***** DATA SECTION

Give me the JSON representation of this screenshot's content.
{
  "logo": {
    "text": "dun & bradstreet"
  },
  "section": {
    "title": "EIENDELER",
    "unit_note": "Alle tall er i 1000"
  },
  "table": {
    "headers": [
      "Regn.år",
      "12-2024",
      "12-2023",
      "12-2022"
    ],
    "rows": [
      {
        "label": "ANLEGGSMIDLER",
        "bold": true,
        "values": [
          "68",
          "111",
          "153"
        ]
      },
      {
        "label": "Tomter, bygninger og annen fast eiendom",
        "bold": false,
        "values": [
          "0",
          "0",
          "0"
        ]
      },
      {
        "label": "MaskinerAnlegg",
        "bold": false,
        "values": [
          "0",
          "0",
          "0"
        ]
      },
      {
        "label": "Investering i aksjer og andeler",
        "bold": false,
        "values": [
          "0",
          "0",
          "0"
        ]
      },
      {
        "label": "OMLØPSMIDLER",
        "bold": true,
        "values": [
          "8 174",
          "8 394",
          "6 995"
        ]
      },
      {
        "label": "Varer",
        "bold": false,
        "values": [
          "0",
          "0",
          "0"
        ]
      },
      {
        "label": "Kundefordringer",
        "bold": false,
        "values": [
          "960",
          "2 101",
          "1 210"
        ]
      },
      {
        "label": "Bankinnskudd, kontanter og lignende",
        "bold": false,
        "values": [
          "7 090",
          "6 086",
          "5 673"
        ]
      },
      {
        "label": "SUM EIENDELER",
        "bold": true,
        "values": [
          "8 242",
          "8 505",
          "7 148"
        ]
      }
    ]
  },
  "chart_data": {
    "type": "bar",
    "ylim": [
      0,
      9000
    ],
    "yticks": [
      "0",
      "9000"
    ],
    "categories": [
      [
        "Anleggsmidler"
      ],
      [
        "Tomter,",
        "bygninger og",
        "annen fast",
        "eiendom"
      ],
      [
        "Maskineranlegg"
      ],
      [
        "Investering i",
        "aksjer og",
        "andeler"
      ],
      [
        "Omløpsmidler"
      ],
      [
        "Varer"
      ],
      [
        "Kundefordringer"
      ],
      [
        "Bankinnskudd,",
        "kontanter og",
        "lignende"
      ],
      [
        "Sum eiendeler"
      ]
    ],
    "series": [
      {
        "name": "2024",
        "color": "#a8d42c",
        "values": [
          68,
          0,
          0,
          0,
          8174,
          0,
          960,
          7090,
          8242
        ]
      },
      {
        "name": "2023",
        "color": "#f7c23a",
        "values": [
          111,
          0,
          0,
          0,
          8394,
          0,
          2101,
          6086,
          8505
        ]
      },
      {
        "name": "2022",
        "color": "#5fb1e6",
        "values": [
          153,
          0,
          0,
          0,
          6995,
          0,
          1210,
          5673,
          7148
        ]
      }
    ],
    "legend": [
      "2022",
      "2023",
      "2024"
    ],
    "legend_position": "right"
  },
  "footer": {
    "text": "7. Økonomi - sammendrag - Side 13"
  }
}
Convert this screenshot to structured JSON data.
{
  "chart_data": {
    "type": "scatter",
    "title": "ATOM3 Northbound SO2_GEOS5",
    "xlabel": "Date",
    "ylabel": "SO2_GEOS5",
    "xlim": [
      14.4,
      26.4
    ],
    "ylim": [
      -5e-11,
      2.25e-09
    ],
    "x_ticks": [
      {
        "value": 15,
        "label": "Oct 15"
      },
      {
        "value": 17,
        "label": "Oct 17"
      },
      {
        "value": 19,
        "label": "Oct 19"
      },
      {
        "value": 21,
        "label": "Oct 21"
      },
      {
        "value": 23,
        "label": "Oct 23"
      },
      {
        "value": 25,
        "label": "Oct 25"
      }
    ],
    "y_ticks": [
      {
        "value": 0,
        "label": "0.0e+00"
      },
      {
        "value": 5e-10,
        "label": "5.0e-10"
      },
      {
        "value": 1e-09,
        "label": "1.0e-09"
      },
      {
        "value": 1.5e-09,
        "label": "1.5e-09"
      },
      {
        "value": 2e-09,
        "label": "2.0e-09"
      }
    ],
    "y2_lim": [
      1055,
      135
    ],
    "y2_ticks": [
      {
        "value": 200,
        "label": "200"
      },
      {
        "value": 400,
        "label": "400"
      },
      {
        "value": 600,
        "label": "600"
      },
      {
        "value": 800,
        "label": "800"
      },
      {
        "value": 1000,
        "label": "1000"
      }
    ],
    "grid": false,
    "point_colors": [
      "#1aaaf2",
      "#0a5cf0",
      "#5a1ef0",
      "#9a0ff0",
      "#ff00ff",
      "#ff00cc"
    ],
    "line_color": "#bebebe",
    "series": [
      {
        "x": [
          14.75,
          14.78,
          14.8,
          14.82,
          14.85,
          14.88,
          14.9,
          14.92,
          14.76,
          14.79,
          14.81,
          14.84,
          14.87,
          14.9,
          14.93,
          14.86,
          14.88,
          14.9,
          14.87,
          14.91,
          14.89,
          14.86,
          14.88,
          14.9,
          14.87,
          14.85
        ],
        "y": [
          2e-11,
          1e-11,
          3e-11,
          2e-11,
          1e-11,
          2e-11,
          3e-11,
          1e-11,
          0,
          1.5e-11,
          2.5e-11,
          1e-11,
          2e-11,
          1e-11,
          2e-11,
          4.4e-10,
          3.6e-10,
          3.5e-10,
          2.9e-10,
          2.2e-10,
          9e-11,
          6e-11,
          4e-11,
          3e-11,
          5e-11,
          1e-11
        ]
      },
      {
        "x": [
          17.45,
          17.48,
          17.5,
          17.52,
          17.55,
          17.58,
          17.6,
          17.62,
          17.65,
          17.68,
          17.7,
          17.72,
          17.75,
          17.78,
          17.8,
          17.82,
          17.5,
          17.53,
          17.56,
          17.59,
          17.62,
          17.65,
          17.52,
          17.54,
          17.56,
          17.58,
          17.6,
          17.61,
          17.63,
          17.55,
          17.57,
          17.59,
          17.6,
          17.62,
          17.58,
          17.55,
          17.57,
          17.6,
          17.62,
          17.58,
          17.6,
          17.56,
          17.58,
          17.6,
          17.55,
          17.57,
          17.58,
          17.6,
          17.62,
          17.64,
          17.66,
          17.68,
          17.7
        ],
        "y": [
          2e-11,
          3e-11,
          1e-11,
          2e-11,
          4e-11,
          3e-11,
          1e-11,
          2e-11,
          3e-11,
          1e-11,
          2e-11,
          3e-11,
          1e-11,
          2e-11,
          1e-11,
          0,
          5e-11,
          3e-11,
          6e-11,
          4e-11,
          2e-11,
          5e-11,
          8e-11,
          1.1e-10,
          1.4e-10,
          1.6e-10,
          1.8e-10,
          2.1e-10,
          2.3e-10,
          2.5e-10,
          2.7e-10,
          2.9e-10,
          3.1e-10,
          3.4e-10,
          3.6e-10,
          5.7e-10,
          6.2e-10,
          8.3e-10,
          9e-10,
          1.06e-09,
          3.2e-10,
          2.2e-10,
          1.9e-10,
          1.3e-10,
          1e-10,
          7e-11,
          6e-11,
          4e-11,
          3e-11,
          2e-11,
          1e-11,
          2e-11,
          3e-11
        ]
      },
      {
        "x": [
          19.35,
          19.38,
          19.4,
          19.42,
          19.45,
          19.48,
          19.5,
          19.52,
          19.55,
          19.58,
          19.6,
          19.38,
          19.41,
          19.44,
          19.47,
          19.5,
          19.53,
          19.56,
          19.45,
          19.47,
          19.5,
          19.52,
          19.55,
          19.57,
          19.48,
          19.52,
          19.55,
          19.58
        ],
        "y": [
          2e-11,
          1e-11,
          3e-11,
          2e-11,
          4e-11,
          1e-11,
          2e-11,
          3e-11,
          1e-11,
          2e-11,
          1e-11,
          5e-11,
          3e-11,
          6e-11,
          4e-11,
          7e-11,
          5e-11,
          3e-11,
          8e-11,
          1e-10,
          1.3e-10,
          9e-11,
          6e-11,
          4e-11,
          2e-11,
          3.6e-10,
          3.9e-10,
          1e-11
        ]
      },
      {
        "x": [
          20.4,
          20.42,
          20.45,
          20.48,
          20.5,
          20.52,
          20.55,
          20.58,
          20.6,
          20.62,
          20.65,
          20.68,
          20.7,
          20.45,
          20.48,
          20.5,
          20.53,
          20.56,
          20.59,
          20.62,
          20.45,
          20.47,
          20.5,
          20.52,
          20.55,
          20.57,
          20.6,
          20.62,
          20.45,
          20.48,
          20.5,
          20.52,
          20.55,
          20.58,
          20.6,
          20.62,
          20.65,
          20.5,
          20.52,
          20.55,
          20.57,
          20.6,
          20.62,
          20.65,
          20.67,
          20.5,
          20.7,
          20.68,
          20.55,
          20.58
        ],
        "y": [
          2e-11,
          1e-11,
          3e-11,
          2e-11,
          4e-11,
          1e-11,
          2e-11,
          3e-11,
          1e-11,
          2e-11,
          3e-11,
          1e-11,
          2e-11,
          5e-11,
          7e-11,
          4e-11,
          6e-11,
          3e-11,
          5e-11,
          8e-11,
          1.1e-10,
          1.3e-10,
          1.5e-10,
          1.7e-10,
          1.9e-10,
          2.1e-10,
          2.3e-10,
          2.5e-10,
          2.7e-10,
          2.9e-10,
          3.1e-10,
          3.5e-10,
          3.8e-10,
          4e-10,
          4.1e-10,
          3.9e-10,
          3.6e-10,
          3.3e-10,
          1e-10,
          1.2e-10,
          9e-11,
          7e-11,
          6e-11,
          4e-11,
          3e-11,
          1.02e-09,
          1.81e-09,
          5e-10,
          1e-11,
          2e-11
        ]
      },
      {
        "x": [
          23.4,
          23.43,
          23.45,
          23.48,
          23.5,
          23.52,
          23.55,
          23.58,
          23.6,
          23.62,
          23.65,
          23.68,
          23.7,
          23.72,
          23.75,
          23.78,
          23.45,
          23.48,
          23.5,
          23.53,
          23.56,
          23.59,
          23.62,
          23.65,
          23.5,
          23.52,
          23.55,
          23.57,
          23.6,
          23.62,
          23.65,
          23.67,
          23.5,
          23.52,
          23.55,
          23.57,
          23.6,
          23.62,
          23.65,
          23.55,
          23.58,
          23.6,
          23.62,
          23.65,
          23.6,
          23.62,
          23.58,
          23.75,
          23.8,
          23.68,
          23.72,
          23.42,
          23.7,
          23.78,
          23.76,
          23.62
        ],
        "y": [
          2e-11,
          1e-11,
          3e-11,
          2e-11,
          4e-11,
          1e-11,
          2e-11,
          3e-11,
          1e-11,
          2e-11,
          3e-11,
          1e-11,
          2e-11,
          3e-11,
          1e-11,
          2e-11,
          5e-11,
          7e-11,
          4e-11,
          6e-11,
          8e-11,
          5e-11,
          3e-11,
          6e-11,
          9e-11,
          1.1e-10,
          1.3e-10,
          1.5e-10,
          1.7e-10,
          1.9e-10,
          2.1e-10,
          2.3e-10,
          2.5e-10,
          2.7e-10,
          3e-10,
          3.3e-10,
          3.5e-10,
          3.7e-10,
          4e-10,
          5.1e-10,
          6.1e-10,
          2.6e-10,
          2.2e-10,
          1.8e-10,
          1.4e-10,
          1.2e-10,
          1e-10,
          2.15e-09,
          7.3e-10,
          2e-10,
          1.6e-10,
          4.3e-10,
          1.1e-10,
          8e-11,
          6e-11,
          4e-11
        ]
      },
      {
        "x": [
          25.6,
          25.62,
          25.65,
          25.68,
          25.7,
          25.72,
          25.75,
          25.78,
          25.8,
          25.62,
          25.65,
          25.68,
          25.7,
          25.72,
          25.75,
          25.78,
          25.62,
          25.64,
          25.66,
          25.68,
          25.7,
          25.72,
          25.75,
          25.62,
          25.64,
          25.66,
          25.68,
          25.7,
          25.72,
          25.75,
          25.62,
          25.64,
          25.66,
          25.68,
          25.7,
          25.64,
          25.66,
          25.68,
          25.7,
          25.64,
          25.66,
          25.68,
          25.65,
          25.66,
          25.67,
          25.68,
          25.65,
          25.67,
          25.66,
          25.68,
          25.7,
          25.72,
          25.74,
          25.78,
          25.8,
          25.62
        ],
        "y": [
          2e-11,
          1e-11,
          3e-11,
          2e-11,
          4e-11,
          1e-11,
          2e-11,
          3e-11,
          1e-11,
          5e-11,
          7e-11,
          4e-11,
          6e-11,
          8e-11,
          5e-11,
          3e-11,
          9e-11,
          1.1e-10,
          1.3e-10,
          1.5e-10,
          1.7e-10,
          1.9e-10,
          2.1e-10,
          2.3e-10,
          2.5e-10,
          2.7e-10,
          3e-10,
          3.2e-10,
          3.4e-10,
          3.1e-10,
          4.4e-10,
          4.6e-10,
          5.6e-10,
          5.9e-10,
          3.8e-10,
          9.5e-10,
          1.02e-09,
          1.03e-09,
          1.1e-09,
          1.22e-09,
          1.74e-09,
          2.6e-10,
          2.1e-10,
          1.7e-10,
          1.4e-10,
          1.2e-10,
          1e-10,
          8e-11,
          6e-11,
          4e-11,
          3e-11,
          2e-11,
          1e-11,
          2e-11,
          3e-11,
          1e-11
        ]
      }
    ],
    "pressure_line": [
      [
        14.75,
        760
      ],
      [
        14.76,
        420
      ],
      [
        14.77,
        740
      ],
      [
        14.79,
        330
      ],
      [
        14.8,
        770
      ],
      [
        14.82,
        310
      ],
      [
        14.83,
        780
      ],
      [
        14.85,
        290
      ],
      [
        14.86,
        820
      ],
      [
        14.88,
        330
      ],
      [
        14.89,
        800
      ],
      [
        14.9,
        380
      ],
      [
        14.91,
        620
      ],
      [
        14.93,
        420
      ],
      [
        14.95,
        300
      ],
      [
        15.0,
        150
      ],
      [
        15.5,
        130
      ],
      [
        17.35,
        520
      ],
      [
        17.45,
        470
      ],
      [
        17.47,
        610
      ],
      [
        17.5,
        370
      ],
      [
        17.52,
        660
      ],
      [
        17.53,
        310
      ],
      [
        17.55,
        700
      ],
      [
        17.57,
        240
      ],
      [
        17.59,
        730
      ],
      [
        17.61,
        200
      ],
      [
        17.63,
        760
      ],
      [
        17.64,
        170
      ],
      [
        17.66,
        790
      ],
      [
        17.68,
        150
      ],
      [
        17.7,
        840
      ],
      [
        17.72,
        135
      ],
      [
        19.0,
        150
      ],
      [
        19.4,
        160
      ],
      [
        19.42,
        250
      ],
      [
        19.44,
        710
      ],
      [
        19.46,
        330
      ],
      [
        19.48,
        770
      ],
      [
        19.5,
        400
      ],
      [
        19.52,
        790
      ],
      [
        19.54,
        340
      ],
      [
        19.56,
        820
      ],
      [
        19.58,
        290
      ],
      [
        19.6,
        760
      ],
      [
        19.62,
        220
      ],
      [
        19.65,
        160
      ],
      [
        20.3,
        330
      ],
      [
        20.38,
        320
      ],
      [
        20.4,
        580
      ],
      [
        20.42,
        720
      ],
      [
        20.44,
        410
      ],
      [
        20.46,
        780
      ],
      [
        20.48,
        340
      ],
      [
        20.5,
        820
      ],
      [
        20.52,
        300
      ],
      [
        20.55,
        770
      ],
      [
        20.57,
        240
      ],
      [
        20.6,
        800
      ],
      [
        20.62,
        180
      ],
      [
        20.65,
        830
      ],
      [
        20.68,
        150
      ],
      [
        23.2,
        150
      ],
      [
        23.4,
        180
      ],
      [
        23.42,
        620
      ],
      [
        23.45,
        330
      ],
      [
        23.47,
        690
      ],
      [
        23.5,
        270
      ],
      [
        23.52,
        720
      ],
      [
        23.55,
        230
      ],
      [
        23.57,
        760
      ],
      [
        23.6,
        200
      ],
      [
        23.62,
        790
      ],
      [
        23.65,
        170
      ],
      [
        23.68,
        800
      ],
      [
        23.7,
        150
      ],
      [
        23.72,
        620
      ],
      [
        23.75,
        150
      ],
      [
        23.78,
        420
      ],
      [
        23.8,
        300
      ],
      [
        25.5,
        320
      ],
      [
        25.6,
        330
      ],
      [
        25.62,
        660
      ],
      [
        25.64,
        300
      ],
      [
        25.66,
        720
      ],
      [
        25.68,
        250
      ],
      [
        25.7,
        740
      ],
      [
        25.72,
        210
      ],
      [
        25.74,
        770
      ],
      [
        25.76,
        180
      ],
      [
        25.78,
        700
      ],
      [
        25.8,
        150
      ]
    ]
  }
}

**********

> _PROBLEM DESCRIPTION_
Copy each line from the records above that includes the string "kontanter".

> _THE REPLY_
        "label": "Bankinnskudd, kontanter og lignende",
        "kontanter og",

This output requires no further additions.